SOURCE -
####################

Lambda the Ultimate

inactiveTopic Larry Wall: Apocalypse 5: Regular Expressions
started 6/4/2002; 11:46:45 PM - last post 6/11/2002; 10:57:20 AM
Ehud Lamm - Larry Wall: Apocalypse 5: Regular Expressions  blueArrow
6/4/2002; 11:46:45 PM (reads: 2016, responses: 16)
Larry Wall: Apocalypse 5: Regular Expressions
(via the DG. Thanks Keith!)

Given all this, I need to warn you that this Apocalypse is going to be somewhat radical. We'll be proposing changes to certain "sacred" features of regex culture, and this is guaranteed to result in future shock for some of our more conservative citizens. Do not be alarmed. We will provide ways for you to continue programming in old-fashioned regular expressions if you desire. But I hope that once you've thought about it a little and worked through some examples, you'll like most of the changes we're proposing here.

Since this essay is quite long and detailed, I tried to single out a few things I found interesting.

Page 2 lists problems with the currect regex approach. It is always interesting to see language critique by the language designer. Naturally, this critique determines to a large extent the direction of the redesign of regular expressions.

Values that are determined within a regular expression should usually be viewed as speculative, subject to cancellation if backtracking occurs. This applies not only to the values captured by (...) within the regex, but also to values determined within closures embedded in the regex. The scope of these values is rather strange, compared to ordinary variables. They are dynamically scoped, but not like temp variables. A temporary variable is restored at the end of the current block. A hypothetical variable keeps its value after the current block exits, and in fact keeps that value clear to the end of its natural lifetime if the regex succeeds (where the natural lifetime depends on where it's declared). But if failure causes backtracking over where the variable was set, then it is restored to its previous state. (p. 13). [I'll try to write more about this later.]

Variable scope rules

Defining Your Own Rules

It is fun to watch a strong willed, dominant, language designer try to regain control of core fetaures of "his" language. Can the community tolerate so much change?

I'll have to think about how all this compares with Icon. Some connections are pretty obvious, but the general approach is - as was to be expected - quite different. It is also going to be interesting to watch how these changes will influence other languages that support regexes, like Python.


Posted to general by Ehud Lamm on 6/5/02; 12:53:25 AM

Alex Moffat - Re: Larry Wall: Apocalypse 5: Regular Expressions  blueArrow
6/5/2002; 4:09:35 AM (reads: 2036, responses: 0)
"The underlying visual problem is the overuse of parentheses, as in Lisp." I hope it's just a throwaway statement. It's not like parentheses mean different things in different places in Lisp, or that, using any reasonable editor, you have to match them by eye.

andrew cooke - Re: Larry Wall: Apocalypse 5: Regular Expressions  blueArrow
6/5/2002; 7:14:32 AM (reads: 2016, responses: 0)
There's a possibly interesting discussion of an S-expression based syntax for regular expressions in Scheme at http://www.ai.mit.edu/~shivers/sre.txt (it has some sensible-ish philosophical comments about developing free software at the start too).

####################

DATA PROVIDED -
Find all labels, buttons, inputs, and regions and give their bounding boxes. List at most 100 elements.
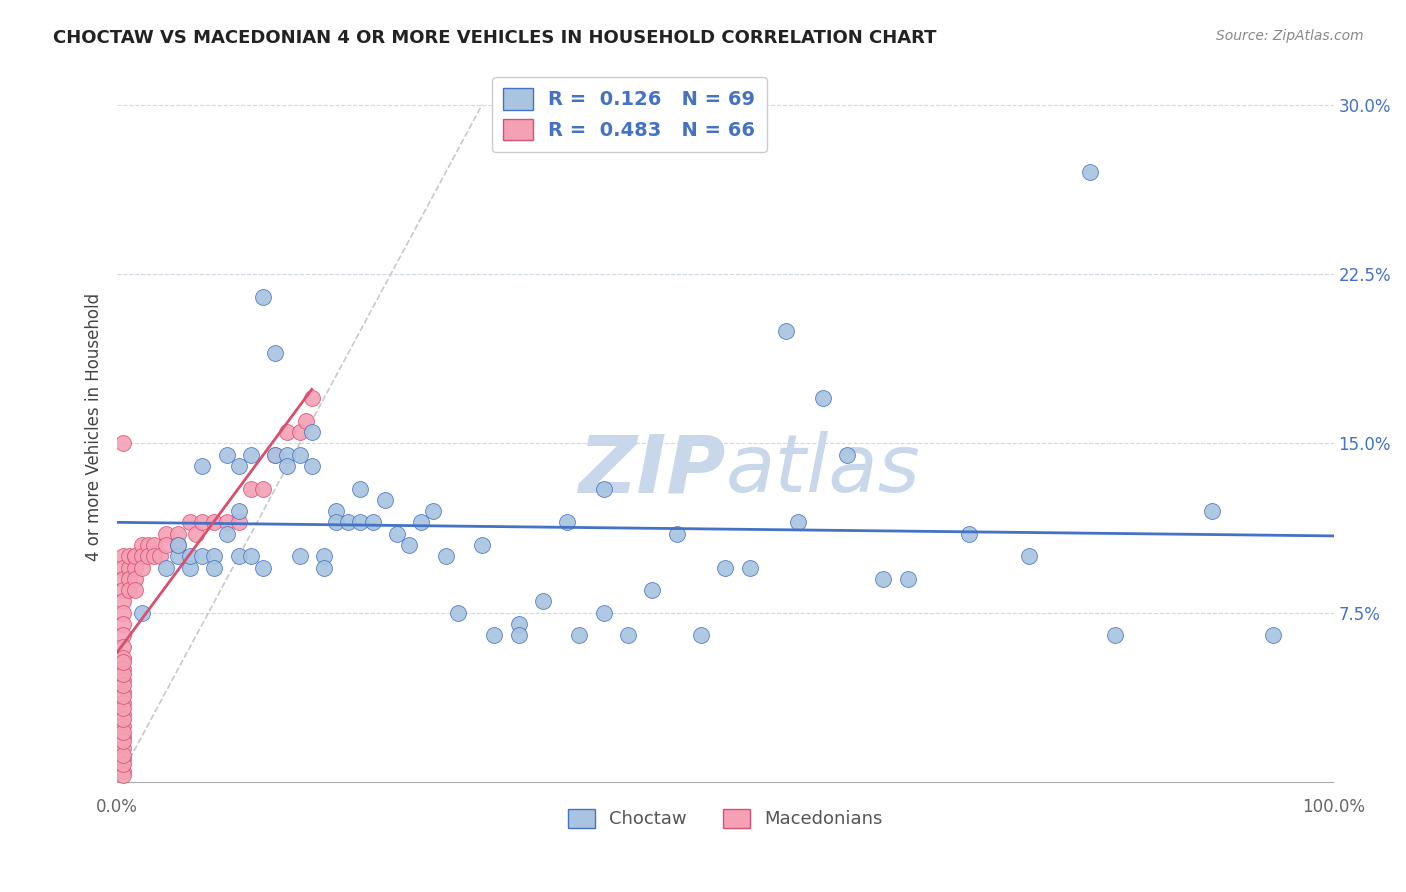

####################

WHAT YOU NEED TO DO -
A) In the forum thread about Larry Wall's Apocalypse 5, which page of the essay does Ehud Lamm say lists problems with the current regex approach?
B) List every programming language named in the forum thread about Larry Wall's Apocalypse 5.
C) Continue the forum thread about Larry Wall's Apocalypse 5 from its last post.

RESPONSES IN ORDER -
A) Page 2

B) Icon, Python, Lisp, Scheme

C)
(I may have posted this before, but so long ago that I suspect the audience has changed!)

John Wiseman - Re: Larry Wall: Apocalypse 5: Regular Expressions  blueArrow
6/5/2002; 10:33:32 AM (reads: 1997, responses: 0)
"We're frogs who are getting boiled in a pot full of single-character morphemes, and we don't notice."

Except when you're really being boiled the part that feels hottub warm and cozy lasts longer.

Ehud Lamm - Re: Larry Wall: Apocalypse 5: Regular Expressions  blueArrow
6/6/2002; 6:49:24 AM (reads: 1899, responses: 0)
Another view on the role of language dsigner:

Saying that the language is ready, ie. no more changes should be introduced, at any given point of the evolution of the language is the same as to say that van Rossum cannot make the correct decisions on language design. But saying that the language is ready is the same as to say that van Rossum indeed can make correct decisions on language design, since he has done so with the improvement of the previous versions and the original version too. Herein lies the paradox. (This is about Python, of course).

Ed Heil - Re: Larry Wall: Apocalypse 5: Regular Expressions  blueArrow
6/6/2002; 6:17:37 PM (reads: 1858, responses: 2)
Larry sez:

Notionally, a regex is an organization of assertions that either succeed or fail.

But Olin Shivers sez (in the above-referenced document):

In principle, a regexp doesn't specify a matching algorithm, it specifies a *set of strings*.

Historically speaking, who's right?

Ehud Lamm - Re: Larry Wall: Apocalypse 5: Regular Expressions  blueArrow
6/7/2002; 3:15:17 AM (reads: 1888, responses: 0)
I think both statements you quote focus on the declerative meaning of a regular expression.

From a CS pov I'd say that the distinction between regular expressions (as a declerative specification of a regular language) and finite automata (that recognize regular languages) is quite fundamental. You actually prove the connection.

(BTW: notice that Perl-like regexes are more powerful than what is called regrexes in CS, for example they support backtracking).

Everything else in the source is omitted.